先日アップした「ウィズコロナ時代のアジア各国の状況①」に続いて、アジア各地(シンガポール、タイ、ベトナム、中国、台湾)コロナ状況と、ウィズコロナ時代の経営環境の変化と現地企業の経営見通しについて、お話をしていただきました。
前回の続きとして、ウィズコロナ時代の経営環境の変化や機会、現地企業の経営見通しなどをまとめていきたいと思います。
各国の経営環境の変化と今後の見通し
各国(シンガポール、タイ、ベトナム、中国、台湾)の経営環境の変化や、それに伴った経営の見通しなどは、以下の通りです。
台湾の状況から
テレワークの浸透もあり、電子機器の需要増加に合わせた半導体需要が好調です。台湾には半導体の世界シェア1位のTSMCがいますし多くの日系企業も絡む分野ですので、今後の機会として考えられそうです。また台湾は5人に1人の割合で日本旅行の経験があり、訪問先は大阪が1位のようですので、旅行の再開が見込まれた後、大阪万博も含めたインバウンドにも期待ができます。
逆に、コロナ再燃による運輸、旅行ホテル、小売、飲食の規制がゼロコロナ対策からウィズコロナ時代への対策が必要になることも考えられます。またコンテナ不足による輸送の遅延や、費用の高騰などの影響があるようです。物流が滞ると、物が不足したり在庫が過剰になったりする懸念がでてきます。
半導体だけでなく、高付加価値製品の製造、R&D拠点としての役割に期待しつつ、台湾も少子高齢化による市場規模の縮小が見込まれていることから、中長期的には戦略を検討する必要がありそうです。
中国の状況から
上海ららぽーとが開業、星野リゾートが浙江省に開業と、サービス業は栄えている印象があるようですが、2021年のIMFのGDP成長率は8%と下方修正されている状況です。
足元7月~9月では4.9%と減速傾向にあり、背景としては政府の規制強化、半導体や電力不足などがあるようです。特に電力不足の影響は大きく、通常は24時間365日稼働している工場も、地域によっては3勤3休などの要請が出ているようです。
今まではどちらかと言うと、下請け開発/生産を行っているイメージが強かったですが、最近は企画の方へ推移してきています。中国での人件費の高騰もあり、例えばアニメ業界では中国の下請けとして日本のアニメーターが動いている逆転現象ニュースもあります。

» データセット記録:
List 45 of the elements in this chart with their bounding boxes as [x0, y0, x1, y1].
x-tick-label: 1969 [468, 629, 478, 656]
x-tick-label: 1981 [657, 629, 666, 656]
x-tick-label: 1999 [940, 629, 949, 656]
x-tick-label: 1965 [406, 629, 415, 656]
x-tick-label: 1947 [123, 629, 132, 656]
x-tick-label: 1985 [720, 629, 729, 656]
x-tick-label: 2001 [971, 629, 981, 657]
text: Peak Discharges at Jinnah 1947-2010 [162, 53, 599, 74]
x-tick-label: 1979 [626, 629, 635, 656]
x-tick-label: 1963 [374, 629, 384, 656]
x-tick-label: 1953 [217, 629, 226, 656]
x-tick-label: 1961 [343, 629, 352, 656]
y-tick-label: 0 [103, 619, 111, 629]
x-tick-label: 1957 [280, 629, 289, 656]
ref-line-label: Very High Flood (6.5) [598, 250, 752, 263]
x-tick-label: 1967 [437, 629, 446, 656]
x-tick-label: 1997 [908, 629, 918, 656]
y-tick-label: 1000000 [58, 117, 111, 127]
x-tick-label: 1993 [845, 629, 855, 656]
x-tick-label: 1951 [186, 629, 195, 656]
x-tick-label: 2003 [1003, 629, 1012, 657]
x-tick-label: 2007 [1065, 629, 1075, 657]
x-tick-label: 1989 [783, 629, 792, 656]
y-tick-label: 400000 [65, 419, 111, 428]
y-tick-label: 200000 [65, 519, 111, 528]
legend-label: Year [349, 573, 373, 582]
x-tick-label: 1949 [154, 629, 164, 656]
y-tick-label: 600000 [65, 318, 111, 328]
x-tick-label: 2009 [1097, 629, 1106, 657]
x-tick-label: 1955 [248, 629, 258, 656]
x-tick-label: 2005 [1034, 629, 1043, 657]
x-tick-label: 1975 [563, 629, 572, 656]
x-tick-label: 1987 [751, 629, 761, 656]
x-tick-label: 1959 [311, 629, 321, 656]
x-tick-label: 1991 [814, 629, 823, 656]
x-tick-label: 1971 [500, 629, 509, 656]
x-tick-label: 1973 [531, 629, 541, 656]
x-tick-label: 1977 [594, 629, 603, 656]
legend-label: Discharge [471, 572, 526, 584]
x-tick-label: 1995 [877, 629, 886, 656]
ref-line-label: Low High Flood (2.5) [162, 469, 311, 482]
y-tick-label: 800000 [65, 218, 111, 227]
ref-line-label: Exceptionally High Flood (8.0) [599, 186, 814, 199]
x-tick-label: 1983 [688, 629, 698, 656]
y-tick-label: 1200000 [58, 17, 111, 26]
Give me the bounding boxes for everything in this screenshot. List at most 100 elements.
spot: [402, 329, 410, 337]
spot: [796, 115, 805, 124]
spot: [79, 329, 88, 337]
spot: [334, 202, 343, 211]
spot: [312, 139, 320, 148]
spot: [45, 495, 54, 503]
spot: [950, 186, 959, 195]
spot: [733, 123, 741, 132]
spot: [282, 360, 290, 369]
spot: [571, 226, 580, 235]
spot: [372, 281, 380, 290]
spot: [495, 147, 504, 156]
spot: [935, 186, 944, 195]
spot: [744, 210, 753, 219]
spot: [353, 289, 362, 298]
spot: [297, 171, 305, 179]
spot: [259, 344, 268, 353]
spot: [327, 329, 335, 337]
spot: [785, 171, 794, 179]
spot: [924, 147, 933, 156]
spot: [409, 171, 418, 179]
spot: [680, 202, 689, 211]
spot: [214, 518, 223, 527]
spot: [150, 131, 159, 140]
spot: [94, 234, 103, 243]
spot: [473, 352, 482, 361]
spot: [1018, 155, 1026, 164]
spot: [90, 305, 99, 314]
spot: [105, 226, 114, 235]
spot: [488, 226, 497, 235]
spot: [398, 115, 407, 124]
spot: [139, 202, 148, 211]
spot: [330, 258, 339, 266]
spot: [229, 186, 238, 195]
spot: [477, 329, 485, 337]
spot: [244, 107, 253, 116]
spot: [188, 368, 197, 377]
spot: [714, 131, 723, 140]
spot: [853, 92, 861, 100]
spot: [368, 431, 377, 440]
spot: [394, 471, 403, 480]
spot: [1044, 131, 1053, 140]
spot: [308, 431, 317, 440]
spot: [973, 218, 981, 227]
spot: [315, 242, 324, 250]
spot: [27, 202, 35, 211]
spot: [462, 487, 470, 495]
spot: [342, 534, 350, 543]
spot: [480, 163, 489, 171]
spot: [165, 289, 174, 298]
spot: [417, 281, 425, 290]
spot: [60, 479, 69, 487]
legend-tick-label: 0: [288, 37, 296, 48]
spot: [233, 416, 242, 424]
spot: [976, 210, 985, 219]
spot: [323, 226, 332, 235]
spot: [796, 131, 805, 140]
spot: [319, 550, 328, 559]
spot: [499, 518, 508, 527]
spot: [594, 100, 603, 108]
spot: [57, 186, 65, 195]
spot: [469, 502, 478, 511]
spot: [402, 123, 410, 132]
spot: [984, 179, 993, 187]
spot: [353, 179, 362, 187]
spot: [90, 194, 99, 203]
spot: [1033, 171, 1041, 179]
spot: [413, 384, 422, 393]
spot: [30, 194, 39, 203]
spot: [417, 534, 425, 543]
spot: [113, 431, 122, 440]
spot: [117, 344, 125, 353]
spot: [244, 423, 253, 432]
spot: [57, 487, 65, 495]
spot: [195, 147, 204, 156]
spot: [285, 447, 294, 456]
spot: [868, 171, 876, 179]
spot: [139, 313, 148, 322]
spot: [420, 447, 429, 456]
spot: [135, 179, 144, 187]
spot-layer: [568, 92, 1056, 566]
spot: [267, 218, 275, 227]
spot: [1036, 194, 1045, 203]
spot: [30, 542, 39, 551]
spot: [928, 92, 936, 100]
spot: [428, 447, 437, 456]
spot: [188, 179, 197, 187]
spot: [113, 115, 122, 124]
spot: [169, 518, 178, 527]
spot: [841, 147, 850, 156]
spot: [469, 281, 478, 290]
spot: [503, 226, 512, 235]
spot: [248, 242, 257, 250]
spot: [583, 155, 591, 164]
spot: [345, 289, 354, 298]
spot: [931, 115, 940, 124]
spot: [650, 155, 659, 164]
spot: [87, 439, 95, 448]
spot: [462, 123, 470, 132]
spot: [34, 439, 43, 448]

» 練習問題 1:
原文について、次の問いに答えてください。
(a) 台湾の人の日本旅行で、訪問先の1位はどこですか?
(b) 2021年のIMFによる中国のGDP成長率はいくつとされていますか?
(c) 電力不足のため、中国の一部地域の工場にはどのような要請が出ていますか?
» 練習問題 2:
次の各文は原文の内容と合っていますか?「はい」か「いいえ」で答え、判断の決め手となる原文の語句をそのまま引用してください。
(a) 台湾では3人に1人の割合で日本旅行の経験がある。
(b) 星野リゾートは浙江省に開業した。
(c) 台湾では少子高齢化による市場規模の縮小が見込まれている。
» 練習問題 3:
原文で経営環境の変化を取り上げるとされている国・地域を、すべて挙げてください。

» 解答欄 1:
(a) 大阪
(b) 8%
(c) 3勤3休などの要請

» 解答欄 2:
(a) いいえ。「台湾は5人に1人の割合で日本旅行の経験があり」
(b) はい。「星野リゾートが浙江省に開業」
(c) はい。「台湾も少子高齢化による市場規模の縮小が見込まれている」

» 解答欄 3:
シンガポール、タイ、ベトナム、中国、台湾